═══ Supplied material

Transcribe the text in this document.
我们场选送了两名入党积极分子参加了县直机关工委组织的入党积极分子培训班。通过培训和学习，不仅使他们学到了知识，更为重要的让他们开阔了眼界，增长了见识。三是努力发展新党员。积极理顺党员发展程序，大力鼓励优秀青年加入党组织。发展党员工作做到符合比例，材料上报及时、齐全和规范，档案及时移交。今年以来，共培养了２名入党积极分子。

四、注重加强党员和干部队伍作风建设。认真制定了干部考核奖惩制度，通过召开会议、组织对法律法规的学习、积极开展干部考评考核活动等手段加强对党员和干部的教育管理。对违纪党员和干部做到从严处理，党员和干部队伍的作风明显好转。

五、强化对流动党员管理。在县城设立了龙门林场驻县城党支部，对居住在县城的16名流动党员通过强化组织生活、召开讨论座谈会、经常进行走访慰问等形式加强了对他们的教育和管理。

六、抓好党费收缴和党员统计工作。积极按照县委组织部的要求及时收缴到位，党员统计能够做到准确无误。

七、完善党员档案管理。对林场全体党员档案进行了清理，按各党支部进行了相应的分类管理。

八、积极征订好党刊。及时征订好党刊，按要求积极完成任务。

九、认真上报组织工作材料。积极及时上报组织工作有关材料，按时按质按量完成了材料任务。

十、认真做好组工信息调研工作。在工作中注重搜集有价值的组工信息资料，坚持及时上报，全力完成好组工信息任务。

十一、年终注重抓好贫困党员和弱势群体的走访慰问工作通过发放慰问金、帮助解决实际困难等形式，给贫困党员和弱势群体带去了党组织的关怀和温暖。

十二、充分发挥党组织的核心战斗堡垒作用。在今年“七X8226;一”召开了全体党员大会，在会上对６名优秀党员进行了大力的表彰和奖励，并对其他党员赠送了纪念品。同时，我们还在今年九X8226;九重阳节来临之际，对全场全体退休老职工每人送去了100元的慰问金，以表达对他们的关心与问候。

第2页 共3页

══════

Objective:
Take the data above and return it exactly.

Answer for the task:
Transcribe the text in this document.
我们场选送了两名入党积极分子参加了县直机关工委组织的入党积极分子培训班。通过培训和学习，不仅使他们学到了知识，更为重要的让他们开阔了眼界，增长了见识。三是努力发展新党员。积极理顺党员发展程序，大力鼓励优秀青年加入党组织。发展党员工作做到符合比例，材料上报及时、齐全和规范，档案及时移交。今年以来，共培养了２名入党积极分子。

四、注重加强党员和干部队伍作风建设。认真制定了干部考核奖惩制度，通过召开会议、组织对法律法规的学习、积极开展干部考评考核活动等手段加强对党员和干部的教育管理。对违纪党员和干部做到从严处理，党员和干部队伍的作风明显好转。

五、强化对流动党员管理。在县城设立了龙门林场驻县城党支部，对居住在县城的16名流动党员通过强化组织生活、召开讨论座谈会、经常进行走访慰问等形式加强了对他们的教育和管理。

六、抓好党费收缴和党员统计工作。积极按照县委组织部的要求及时收缴到位，党员统计能够做到准确无误。

七、完善党员档案管理。对林场全体党员档案进行了清理，按各党支部进行了相应的分类管理。

八、积极征订好党刊。及时征订好党刊，按要求积极完成任务。

九、认真上报组织工作材料。积极及时上报组织工作有关材料，按时按质按量完成了材料任务。

十、认真做好组工信息调研工作。在工作中注重搜集有价值的组工信息资料，坚持及时上报，全力完成好组工信息任务。

十一、年终注重抓好贫困党员和弱势群体的走访慰问工作通过发放慰问金、帮助解决实际困难等形式，给贫困党员和弱势群体带去了党组织的关怀和温暖。

十二、充分发挥党组织的核心战斗堡垒作用。在今年“七X8226;一”召开了全体党员大会，在会上对６名优秀党员进行了大力的表彰和奖励，并对其他党员赠送了纪念品。同时，我们还在今年九X8226;九重阳节来临之际，对全场全体退休老职工每人送去了100元的慰问金，以表达对他们的关心与问候。

第2页 共3页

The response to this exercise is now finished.